§ **PAGE**:
□ □ □

Raphael Diaz may go down as the most unfairly maligned defenseman in Montreal this decade, because fans and media have no idea how to quantify defensive contribution.

Patrick Smith

I'm not sure if it's just this generation of fans and media, perhaps driven by EA Sports' NHL series dividing defensemen into offensive or defensive categories, but the average fan has no clue what they're talking about when they talk about defense.

Raphael Diaz came to Montreal from the Swiss National League A already cast as an offensive defenseman due to a relatively slight frame at 5'11" and 197lbs, with a history of good offensive production. Because of this casting, Diaz's lack of goal production over the last two seasons has seen people constantly attacking him, but here's the problem with that, he's better defensively than offensively.

In fact, he's better defensively than almost every player on the Montreal Canadiens, including the guy Marc Bergevin handed a $4.1M/year extension to before he laced up a skate this season.

Of all defenseman to play 300 or more minutes last season, Raphael Diaz ranked third in the NHL in fewest goals against every 60 minutes of play with 1.128. This season that number has risen to 1.719, but remains the best mark on the Canadiens by a significant margin.

The fact that Diaz was kept out of the lineup in favour of Douglas Murray, who is on the ice for 2.703 goals against per 60 minutes is a farce to begin with, but when you consider the difference in the minutes the two play, it's even worse.

□ □ □

§ **TASK MATERIAL**:
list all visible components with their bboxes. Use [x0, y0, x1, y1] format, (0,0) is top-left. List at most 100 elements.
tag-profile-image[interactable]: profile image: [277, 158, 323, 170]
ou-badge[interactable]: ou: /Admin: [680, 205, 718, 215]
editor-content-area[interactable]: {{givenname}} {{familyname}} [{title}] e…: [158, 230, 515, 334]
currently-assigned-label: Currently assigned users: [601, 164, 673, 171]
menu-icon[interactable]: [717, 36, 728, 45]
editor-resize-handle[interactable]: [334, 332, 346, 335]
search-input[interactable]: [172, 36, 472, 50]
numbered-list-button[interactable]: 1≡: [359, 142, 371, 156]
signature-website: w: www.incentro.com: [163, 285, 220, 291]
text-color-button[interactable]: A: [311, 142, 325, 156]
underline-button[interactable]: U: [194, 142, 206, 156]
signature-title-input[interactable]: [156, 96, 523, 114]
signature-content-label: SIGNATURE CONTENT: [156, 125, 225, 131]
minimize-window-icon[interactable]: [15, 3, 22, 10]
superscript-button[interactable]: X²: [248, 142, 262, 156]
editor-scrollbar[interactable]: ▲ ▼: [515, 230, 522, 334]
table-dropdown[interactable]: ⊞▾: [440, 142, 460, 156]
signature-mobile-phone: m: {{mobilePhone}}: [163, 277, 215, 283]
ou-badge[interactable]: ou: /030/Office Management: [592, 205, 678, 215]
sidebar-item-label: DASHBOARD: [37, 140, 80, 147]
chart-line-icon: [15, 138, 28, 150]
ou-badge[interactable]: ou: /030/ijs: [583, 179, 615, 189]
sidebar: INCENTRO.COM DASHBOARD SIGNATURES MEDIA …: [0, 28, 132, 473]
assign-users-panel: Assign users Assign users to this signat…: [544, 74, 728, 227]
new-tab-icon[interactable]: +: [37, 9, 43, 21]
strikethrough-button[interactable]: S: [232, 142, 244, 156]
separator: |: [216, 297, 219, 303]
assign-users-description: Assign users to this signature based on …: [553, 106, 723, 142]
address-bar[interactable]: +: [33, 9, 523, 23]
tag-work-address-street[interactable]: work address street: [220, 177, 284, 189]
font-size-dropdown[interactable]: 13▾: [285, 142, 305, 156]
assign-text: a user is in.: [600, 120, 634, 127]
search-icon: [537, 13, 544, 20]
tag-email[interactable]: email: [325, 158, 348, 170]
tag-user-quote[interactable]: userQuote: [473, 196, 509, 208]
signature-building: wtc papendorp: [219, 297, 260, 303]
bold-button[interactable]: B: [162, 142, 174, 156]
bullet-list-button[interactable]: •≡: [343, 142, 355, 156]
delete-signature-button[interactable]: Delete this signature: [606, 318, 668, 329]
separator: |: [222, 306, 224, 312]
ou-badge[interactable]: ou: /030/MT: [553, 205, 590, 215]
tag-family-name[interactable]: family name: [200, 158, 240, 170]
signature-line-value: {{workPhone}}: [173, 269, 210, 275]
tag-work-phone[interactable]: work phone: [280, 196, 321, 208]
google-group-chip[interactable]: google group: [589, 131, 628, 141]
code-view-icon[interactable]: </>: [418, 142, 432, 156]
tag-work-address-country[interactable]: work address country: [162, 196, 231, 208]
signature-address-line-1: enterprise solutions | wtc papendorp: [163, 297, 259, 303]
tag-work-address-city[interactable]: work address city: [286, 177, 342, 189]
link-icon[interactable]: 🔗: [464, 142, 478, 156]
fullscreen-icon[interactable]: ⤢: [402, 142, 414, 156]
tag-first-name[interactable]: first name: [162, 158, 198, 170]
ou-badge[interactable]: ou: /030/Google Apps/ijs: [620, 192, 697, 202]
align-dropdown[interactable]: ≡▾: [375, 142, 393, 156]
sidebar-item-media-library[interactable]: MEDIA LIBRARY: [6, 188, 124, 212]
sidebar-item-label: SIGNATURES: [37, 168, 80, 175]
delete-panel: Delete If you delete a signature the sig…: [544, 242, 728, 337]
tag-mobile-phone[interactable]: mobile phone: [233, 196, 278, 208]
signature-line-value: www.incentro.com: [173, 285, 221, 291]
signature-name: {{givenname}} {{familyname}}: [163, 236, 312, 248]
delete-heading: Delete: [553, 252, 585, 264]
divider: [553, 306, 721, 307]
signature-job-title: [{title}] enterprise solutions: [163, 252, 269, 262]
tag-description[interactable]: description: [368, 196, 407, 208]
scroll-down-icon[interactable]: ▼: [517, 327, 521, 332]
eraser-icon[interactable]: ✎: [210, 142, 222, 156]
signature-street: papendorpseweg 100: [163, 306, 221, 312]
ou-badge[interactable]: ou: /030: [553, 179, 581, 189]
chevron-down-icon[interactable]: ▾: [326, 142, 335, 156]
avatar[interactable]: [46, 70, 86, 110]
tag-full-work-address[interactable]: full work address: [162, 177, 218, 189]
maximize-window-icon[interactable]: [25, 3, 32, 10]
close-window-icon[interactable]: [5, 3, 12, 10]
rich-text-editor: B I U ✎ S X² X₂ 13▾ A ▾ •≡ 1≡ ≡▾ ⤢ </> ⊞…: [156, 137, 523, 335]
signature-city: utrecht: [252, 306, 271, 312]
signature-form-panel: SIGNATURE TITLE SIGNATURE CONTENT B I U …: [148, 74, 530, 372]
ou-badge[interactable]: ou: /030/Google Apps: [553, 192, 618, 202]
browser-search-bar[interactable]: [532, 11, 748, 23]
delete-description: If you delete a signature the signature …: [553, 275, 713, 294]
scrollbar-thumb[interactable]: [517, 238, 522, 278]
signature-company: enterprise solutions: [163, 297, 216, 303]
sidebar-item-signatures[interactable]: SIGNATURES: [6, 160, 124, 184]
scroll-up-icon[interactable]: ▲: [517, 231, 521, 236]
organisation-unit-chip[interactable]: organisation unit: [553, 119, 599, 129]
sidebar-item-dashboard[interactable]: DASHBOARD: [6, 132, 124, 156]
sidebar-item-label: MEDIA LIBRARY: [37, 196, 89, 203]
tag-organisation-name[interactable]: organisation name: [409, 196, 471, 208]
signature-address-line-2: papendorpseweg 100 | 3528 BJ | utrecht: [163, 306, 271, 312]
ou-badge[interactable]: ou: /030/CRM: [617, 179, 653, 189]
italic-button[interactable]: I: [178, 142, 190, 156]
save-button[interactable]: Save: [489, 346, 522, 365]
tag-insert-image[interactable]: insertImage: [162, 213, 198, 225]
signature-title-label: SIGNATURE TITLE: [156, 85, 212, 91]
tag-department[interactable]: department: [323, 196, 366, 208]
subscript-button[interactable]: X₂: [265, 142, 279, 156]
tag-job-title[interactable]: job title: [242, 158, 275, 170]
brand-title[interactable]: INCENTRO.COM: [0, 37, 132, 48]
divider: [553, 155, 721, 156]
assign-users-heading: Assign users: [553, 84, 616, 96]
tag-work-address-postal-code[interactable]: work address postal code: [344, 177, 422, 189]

□ □ □

§ **TASKS AND EXERCISES**:
1. Gather every line of the records that contains the string "code", treating uppercase and lowercase letters as different.
2. Carry on the article about Raphael Diaz, starting right after its final sentence.

§ **ANSWERS TO THE TASKS**:
1.
code-view-icon[interactable]: </>: [418, 142, 432, 156]
tag-work-address-postal-code[interactable]: work address postal code: [344, 177, 422, 189]

2.
Murray plays against the weakest competition of anyone on the Canadiens, not any defenseman, any player, and is the most zonally sheltered player on the team. In spite of this extreme level of protection, he's been outscored 25-5 on the season, and is Montreal's worst possession player.

Diaz on the other hand, has seen extremely tough deployment, with just 28.4% of his total shifts beginning in the offensive zone, playing against reasonably tough competition, and playing with awful teammates.

In fact, when given a chance to play with a good partner in Josh Gorges, the Canadiens experienced a goals for percentage of 57.1% while the two were on the ice together, and they were playing extreme tough minutes while P.K. Subban and Andrei Markov mopped up offensively.

The only time Diaz struggled this season was while paired with Douglas Murray. While the two of them together the Canadiens had a share of just 14.3% of goals scored.

According to Boucher Scouting, only Subban and Gorges had a higher defensive zone success rate than Raphael Diaz through the first 30 games this season. He was also the 3rd most successful defenseman at clearing the defensive zone after Subban and Gorges.

Every single statistic that can be found will tell you that for the last two years, Raphael Diaz has been the 4th best defenseman the Canadiens have had at their disposal. Better than Alexei Emelin, and so much better than Murray that they belong in different leagues.

Even if Marc Bergevin decided that Diaz wasn't worth retaining as an unrestricted free agent, the management of him as an asset is embarrasingly poor. Scratching him repeatedly in favour of inferior players is bush league. Any smart management team would have been playing the pants off of him in the easiest possible situations, minutes like Murray gets, and watch his value skyrocket.

Instead we see a competent second pairing defenseman traded for a fourth line grinder.

Raphael Diaz is not a world beater. He is not a top pairing defenseman either. What he is, is a puck mover who plays smart instead of physical.